# Your goal
Pick out all lines in the listing holding the string "page" and copy them.

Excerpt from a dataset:
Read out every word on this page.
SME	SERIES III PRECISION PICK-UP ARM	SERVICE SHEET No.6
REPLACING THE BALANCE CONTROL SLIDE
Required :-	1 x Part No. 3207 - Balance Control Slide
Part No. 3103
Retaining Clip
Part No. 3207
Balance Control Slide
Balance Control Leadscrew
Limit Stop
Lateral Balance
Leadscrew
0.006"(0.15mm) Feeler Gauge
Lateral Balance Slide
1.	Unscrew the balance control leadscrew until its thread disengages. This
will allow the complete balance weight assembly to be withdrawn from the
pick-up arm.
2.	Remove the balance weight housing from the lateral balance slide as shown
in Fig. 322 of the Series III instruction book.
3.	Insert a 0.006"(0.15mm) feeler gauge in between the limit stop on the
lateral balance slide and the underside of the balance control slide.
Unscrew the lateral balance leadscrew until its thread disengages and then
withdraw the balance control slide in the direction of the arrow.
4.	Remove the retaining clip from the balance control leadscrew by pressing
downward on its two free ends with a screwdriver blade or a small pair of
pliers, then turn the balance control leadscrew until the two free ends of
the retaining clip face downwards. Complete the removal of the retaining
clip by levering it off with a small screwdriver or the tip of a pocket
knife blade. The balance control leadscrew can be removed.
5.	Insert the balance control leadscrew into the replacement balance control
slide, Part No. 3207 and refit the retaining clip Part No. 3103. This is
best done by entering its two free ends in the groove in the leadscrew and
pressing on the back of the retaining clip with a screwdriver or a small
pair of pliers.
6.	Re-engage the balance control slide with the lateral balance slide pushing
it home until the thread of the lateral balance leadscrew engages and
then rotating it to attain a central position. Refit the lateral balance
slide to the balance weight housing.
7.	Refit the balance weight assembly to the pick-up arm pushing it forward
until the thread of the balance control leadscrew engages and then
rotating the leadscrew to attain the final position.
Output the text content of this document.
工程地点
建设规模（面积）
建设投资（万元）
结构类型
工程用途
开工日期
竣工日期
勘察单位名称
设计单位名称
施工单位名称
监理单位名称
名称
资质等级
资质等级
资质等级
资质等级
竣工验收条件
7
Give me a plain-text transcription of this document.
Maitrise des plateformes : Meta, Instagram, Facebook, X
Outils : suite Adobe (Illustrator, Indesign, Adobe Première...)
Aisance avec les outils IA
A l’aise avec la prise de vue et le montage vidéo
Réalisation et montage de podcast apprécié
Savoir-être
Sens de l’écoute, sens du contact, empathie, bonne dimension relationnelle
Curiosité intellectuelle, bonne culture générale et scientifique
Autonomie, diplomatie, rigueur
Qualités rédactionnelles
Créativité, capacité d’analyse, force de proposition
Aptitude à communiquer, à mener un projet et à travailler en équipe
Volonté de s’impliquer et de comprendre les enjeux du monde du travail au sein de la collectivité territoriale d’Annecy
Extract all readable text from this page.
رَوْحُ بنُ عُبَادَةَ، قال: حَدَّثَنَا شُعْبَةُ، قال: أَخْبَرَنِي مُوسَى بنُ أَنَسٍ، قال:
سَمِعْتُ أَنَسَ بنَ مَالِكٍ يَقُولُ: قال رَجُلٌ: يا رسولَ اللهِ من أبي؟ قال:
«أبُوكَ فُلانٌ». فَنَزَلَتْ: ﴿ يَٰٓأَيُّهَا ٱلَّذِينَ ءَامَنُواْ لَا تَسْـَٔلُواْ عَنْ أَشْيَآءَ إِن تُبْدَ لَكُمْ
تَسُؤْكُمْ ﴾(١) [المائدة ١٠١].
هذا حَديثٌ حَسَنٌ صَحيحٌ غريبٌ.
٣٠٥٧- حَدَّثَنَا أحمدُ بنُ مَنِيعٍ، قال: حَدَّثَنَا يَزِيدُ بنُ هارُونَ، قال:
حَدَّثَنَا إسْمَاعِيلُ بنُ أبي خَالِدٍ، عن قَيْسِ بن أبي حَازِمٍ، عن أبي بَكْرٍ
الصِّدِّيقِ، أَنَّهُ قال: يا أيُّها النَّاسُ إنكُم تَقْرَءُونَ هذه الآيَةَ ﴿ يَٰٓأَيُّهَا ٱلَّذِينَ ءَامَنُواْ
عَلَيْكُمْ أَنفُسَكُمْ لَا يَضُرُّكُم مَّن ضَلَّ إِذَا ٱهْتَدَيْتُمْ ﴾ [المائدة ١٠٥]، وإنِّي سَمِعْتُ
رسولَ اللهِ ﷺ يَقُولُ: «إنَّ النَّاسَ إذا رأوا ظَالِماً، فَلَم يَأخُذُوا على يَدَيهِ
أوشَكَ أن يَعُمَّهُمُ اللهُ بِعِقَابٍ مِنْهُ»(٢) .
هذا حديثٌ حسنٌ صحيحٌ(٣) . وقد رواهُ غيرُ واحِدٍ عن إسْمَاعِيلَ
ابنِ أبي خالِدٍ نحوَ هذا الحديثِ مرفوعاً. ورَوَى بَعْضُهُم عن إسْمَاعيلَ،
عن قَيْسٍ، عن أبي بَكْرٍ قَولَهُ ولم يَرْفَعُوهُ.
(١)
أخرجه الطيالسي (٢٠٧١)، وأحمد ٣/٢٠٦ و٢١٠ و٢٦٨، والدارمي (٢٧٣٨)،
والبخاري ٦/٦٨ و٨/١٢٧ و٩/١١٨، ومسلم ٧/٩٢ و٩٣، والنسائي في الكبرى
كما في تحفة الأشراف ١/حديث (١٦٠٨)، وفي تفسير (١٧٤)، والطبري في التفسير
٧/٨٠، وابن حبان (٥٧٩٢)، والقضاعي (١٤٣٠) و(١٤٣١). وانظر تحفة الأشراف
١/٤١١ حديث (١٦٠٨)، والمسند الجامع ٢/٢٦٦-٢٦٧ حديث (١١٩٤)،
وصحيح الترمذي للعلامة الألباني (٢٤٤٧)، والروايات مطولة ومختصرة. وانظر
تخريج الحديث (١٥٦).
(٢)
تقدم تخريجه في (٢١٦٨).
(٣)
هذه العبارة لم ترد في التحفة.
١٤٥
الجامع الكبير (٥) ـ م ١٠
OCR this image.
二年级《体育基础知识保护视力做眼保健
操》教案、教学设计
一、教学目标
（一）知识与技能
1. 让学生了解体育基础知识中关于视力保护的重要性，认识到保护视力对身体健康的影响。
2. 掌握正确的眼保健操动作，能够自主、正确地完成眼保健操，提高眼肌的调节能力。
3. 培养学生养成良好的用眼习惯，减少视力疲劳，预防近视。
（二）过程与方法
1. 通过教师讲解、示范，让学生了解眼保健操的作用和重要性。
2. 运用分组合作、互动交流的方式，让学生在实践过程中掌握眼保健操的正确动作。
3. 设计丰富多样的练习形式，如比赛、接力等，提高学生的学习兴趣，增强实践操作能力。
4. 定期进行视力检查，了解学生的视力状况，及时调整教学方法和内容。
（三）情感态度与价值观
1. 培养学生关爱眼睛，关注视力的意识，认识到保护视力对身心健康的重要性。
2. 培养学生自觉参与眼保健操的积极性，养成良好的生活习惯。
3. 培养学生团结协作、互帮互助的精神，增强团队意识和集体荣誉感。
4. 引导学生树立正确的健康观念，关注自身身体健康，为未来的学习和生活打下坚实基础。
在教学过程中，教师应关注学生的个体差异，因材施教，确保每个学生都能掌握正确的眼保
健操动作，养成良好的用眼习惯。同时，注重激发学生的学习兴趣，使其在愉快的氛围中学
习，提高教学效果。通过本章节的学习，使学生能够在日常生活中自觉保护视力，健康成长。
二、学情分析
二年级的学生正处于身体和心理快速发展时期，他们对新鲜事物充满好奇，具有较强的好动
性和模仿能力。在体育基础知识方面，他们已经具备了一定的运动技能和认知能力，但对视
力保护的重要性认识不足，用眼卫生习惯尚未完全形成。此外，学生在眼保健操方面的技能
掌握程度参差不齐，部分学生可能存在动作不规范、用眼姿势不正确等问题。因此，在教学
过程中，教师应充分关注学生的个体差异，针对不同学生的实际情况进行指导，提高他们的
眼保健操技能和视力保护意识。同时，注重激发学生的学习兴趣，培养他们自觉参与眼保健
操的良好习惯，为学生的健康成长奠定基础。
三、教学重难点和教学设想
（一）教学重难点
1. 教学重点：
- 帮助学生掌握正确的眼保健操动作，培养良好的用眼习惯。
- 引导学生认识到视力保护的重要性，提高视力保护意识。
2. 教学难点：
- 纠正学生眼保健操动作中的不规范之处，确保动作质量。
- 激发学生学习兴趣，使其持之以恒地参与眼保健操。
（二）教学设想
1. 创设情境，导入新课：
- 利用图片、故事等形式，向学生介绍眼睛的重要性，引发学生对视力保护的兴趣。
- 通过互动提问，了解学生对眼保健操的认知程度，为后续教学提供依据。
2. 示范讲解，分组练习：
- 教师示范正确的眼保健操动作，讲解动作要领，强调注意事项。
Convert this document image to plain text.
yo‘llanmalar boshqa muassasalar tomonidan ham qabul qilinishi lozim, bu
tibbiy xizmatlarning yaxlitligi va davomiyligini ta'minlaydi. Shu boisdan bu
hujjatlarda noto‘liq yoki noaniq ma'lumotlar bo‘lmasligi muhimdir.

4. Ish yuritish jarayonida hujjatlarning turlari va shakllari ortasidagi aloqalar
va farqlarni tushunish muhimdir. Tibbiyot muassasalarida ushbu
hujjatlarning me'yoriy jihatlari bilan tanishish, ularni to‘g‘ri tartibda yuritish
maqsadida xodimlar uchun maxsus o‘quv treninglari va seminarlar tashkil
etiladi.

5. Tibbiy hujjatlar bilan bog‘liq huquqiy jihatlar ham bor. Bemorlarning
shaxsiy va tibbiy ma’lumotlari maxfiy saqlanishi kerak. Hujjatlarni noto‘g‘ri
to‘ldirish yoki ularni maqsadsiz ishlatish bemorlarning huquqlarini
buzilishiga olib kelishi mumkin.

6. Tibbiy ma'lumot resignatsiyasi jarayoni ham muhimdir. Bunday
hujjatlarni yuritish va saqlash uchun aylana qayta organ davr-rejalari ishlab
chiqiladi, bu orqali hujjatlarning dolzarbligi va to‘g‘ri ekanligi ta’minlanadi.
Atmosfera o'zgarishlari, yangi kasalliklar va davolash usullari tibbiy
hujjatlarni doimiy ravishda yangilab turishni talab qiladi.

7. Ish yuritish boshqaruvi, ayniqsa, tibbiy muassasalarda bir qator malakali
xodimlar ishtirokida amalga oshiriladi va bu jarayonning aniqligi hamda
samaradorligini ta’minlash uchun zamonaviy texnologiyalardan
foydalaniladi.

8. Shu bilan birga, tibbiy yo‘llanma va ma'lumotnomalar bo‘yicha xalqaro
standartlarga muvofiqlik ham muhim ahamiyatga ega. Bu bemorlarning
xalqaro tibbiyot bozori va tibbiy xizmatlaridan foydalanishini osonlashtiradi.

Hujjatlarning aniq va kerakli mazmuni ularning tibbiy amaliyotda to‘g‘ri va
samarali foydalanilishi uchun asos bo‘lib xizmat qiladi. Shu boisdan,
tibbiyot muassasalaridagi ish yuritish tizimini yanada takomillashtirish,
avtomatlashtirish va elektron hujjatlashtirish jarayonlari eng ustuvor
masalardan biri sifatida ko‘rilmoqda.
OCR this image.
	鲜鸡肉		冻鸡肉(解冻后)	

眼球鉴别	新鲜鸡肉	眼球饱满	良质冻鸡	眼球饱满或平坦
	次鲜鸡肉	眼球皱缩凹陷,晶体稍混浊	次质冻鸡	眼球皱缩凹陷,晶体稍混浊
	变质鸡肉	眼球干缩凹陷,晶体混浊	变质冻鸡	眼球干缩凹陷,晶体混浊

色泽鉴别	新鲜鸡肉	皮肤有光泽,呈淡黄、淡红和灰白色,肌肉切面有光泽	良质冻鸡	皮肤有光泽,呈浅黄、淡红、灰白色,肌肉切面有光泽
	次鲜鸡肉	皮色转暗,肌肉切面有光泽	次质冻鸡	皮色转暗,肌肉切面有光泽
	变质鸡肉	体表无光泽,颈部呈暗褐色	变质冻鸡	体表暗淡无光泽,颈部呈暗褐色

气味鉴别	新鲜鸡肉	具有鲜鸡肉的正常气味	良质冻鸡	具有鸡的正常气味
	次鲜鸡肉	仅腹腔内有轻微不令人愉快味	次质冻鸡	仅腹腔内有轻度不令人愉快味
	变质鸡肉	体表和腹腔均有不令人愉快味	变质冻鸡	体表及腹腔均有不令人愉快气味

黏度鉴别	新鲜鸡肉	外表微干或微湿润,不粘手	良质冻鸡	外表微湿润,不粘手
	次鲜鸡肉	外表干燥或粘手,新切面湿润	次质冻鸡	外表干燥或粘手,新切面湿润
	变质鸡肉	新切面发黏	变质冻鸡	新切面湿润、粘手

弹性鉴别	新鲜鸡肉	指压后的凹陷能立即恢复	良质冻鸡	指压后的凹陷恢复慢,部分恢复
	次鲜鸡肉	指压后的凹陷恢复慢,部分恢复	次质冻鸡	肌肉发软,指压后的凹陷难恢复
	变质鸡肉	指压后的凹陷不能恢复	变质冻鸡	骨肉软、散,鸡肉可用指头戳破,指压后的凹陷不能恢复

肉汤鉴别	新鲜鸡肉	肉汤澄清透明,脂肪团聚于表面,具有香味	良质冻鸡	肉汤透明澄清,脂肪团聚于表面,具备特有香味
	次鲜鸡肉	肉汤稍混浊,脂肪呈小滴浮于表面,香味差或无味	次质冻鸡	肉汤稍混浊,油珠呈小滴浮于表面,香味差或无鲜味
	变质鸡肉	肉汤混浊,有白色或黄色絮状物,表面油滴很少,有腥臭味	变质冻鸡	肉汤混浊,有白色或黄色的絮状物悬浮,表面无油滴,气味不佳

# Final answer
Read out every word on this page.
Extract all readable text from this page.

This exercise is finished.